#### Spatial layout data:

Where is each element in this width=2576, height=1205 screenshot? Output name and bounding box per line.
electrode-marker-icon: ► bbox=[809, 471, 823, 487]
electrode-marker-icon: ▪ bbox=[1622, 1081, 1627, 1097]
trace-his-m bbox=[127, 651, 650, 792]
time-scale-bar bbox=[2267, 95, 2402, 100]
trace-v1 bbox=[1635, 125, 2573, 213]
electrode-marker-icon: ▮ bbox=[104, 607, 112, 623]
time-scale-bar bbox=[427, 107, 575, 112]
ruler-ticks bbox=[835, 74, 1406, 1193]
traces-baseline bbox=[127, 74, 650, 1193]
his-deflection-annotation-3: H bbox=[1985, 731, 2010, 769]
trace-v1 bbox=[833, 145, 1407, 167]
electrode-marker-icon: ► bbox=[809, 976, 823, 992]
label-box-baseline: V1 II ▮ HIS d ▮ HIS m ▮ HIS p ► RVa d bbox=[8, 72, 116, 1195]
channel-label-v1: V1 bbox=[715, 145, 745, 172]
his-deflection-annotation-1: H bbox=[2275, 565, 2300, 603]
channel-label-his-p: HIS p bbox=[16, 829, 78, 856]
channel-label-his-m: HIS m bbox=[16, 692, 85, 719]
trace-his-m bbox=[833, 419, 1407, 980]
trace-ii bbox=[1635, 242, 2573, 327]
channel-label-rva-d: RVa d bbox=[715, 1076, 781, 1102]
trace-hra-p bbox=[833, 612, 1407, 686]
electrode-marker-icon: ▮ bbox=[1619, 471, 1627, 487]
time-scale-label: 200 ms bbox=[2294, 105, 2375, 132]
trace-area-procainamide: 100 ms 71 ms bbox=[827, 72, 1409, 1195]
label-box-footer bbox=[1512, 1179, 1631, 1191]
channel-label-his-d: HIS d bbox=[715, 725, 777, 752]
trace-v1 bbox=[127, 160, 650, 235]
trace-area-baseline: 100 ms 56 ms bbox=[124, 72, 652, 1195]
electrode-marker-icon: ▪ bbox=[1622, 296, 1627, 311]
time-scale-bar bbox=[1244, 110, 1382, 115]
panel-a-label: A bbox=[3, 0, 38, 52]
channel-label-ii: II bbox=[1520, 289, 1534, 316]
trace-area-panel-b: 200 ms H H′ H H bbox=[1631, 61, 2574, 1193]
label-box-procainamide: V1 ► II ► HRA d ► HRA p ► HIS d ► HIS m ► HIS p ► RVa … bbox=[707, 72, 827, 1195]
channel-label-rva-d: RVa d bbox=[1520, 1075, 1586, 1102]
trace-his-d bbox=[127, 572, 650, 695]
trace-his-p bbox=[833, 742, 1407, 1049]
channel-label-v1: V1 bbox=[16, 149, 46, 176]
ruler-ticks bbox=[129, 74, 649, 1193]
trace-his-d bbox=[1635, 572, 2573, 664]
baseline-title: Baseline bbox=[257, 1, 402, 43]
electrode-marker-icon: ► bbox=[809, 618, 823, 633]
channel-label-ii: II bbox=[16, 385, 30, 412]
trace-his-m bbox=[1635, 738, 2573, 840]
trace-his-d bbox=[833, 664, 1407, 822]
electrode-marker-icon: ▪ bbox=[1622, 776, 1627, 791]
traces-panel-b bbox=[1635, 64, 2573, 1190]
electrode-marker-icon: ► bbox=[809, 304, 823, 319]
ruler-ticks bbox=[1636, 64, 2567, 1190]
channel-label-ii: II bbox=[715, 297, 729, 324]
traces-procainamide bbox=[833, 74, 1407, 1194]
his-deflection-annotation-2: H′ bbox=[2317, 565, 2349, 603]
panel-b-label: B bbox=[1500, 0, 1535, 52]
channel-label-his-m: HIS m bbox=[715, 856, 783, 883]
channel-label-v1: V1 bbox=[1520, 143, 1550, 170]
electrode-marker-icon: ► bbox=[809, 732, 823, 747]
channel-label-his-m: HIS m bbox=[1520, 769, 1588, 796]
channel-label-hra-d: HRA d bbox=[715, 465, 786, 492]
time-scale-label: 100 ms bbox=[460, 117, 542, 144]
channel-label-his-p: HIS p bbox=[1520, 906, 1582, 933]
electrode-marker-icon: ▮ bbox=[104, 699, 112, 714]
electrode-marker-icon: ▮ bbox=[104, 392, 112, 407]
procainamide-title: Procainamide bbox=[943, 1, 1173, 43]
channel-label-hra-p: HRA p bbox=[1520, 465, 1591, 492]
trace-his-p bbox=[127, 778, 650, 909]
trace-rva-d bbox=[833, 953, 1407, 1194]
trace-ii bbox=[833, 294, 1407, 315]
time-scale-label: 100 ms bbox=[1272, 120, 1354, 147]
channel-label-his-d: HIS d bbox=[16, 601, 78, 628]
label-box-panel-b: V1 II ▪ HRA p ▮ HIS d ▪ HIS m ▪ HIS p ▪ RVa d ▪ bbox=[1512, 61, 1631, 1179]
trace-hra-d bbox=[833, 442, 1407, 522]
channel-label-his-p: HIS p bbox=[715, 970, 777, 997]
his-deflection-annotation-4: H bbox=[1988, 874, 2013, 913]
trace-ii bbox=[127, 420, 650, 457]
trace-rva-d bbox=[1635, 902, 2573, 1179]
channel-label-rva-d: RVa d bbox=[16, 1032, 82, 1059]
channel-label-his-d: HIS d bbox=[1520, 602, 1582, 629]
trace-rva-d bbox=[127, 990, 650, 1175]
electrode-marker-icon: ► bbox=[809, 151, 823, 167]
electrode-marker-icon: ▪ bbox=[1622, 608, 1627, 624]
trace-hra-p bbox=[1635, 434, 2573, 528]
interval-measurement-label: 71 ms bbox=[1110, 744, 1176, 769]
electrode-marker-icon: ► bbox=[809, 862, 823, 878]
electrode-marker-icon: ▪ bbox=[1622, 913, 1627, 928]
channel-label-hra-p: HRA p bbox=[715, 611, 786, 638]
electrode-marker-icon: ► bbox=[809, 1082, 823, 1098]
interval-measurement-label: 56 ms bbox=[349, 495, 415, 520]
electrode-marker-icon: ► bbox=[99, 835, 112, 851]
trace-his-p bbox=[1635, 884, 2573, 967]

#### DIRECTIVE:
Convert every line of the entries above into a JSON array of strings, one string per line, skipping any blank lines.

#### WORKED SOLUTION:
[
  "Where is each element in this width=2576, height=1205 screenshot? Output name and bounding box per line.",
  "electrode-marker-icon: ► bbox=[809, 471, 823, 487]",
  "electrode-marker-icon: ▪ bbox=[1622, 1081, 1627, 1097]",
  "trace-his-m bbox=[127, 651, 650, 792]",
  "time-scale-bar bbox=[2267, 95, 2402, 100]",
  "trace-v1 bbox=[1635, 125, 2573, 213]",
  "electrode-marker-icon: ▮ bbox=[104, 607, 112, 623]",
  "time-scale-bar bbox=[427, 107, 575, 112]",
  "ruler-ticks bbox=[835, 74, 1406, 1193]",
  "traces-baseline bbox=[127, 74, 650, 1193]",
  "his-deflection-annotation-3: H bbox=[1985, 731, 2010, 769]",
  "trace-v1 bbox=[833, 145, 1407, 167]",
  "electrode-marker-icon: ► bbox=[809, 976, 823, 992]",
  "label-box-baseline: V1 II ▮ HIS d ▮ HIS m ▮ HIS p ► RVa d bbox=[8, 72, 116, 1195]",
  "channel-label-v1: V1 bbox=[715, 145, 745, 172]",
  "his-deflection-annotation-1: H bbox=[2275, 565, 2300, 603]",
  "channel-label-his-p: HIS p bbox=[16, 829, 78, 856]",
  "channel-label-his-m: HIS m bbox=[16, 692, 85, 719]",
  "trace-his-m bbox=[833, 419, 1407, 980]",
  "trace-ii bbox=[1635, 242, 2573, 327]",
  "channel-label-rva-d: RVa d bbox=[715, 1076, 781, 1102]",
  "trace-hra-p bbox=[833, 612, 1407, 686]",
  "electrode-marker-icon: ▮ bbox=[1619, 471, 1627, 487]",
  "time-scale-label: 200 ms bbox=[2294, 105, 2375, 132]",
  "trace-area-procainamide: 100 ms 71 ms bbox=[827, 72, 1409, 1195]",
  "label-box-footer bbox=[1512, 1179, 1631, 1191]",
  "channel-label-his-d: HIS d bbox=[715, 725, 777, 752]",
  "trace-v1 bbox=[127, 160, 650, 235]",
  "trace-area-baseline: 100 ms 56 ms bbox=[124, 72, 652, 1195]",
  "electrode-marker-icon: ▪ bbox=[1622, 296, 1627, 311]",
  "time-scale-bar bbox=[1244, 110, 1382, 115]",
  "panel-a-label: A bbox=[3, 0, 38, 52]",
  "channel-label-ii: II bbox=[1520, 289, 1534, 316]",
  "trace-area-panel-b: 200 ms H H′ H H bbox=[1631, 61, 2574, 1193]",
  "label-box-procainamide: V1 ► II ► HRA d ► HRA p ► HIS d ► HIS m ► HIS p ► RVa … bbox=[707, 72, 827, 1195]",
  "channel-label-rva-d: RVa d bbox=[1520, 1075, 1586, 1102]",
  "trace-his-d bbox=[127, 572, 650, 695]",
  "trace-his-p bbox=[833, 742, 1407, 1049]",
  "channel-label-v1: V1 bbox=[16, 149, 46, 176]",
  "ruler-ticks bbox=[129, 74, 649, 1193]",
  "trace-his-d bbox=[1635, 572, 2573, 664]",
  "baseline-title: Baseline bbox=[257, 1, 402, 43]",
  "electrode-marker-icon: ► bbox=[809, 618, 823, 633]",
  "channel-label-ii: II bbox=[16, 385, 30, 412]",
  "trace-his-m bbox=[1635, 738, 2573, 840]",
  "trace-his-d bbox=[833, 664, 1407, 822]",
  "electrode-marker-icon: ▪ bbox=[1622, 776, 1627, 791]",
  "traces-panel-b bbox=[1635, 64, 2573, 1190]",
  "electrode-marker-icon: ► bbox=[809, 304, 823, 319]",
  "ruler-ticks bbox=[1636, 64, 2567, 1190]",
  "channel-label-ii: II bbox=[715, 297, 729, 324]",
  "traces-procainamide bbox=[833, 74, 1407, 1194]",
  "his-deflection-annotation-2: H′ bbox=[2317, 565, 2349, 603]",
  "panel-b-label: B bbox=[1500, 0, 1535, 52]",
  "channel-label-his-m: HIS m bbox=[715, 856, 783, 883]",
  "channel-label-v1: V1 bbox=[1520, 143, 1550, 170]",
  "electrode-marker-icon: ► bbox=[809, 732, 823, 747]",
  "channel-label-his-m: HIS m bbox=[1520, 769, 1588, 796]",
  "channel-label-hra-d: HRA d bbox=[715, 465, 786, 492]",
  "time-scale-label: 100 ms bbox=[460, 117, 542, 144]",
  "channel-label-his-p: HIS p bbox=[1520, 906, 1582, 933]",
  "electrode-marker-icon: ▮ bbox=[104, 699, 112, 714]",
  "electrode-marker-icon: ▮ bbox=[104, 392, 112, 407]",
  "procainamide-title: Procainamide bbox=[943, 1, 1173, 43]",
  "channel-label-hra-p: HRA p bbox=[1520, 465, 1591, 492]",
  "trace-his-p bbox=[127, 778, 650, 909]",
  "trace-rva-d bbox=[833, 953, 1407, 1194]",
  "trace-ii bbox=[833, 294, 1407, 315]",
  "time-scale-label: 100 ms bbox=[1272, 120, 1354, 147]",
  "channel-label-his-d: HIS d bbox=[16, 601, 78, 628]",
  "label-box-panel-b: V1 II ▪ HRA p ▮ HIS d ▪ HIS m ▪ HIS p ▪ RVa d ▪ bbox=[1512, 61, 1631, 1179]",
  "trace-hra-d bbox=[833, 442, 1407, 522]",
  "channel-label-his-p: HIS p bbox=[715, 970, 777, 997]",
  "his-deflection-annotation-4: H bbox=[1988, 874, 2013, 913]",
  "trace-ii bbox=[127, 420, 650, 457]",
  "trace-rva-d bbox=[1635, 902, 2573, 1179]",
  "channel-label-rva-d: RVa d bbox=[16, 1032, 82, 1059]",
  "channel-label-his-d: HIS d bbox=[1520, 602, 1582, 629]",
  "trace-rva-d bbox=[127, 990, 650, 1175]",
  "electrode-marker-icon: ► bbox=[809, 151, 823, 167]",
  "electrode-marker-icon: ▪ bbox=[1622, 608, 1627, 624]",
  "trace-hra-p bbox=[1635, 434, 2573, 528]",
  "interval-measurement-label: 71 ms bbox=[1110, 744, 1176, 769]",
  "electrode-marker-icon: ► bbox=[809, 862, 823, 878]",
  "electrode-marker-icon: ▪ bbox=[1622, 913, 1627, 928]",
  "channel-label-hra-p: HRA p bbox=[715, 611, 786, 638]",
  "electrode-marker-icon: ► bbox=[809, 1082, 823, 1098]",
  "interval-measurement-label: 56 ms bbox=[349, 495, 415, 520]",
  "electrode-marker-icon: ► bbox=[99, 835, 112, 851]",
  "trace-his-p bbox=[1635, 884, 2573, 967]"
]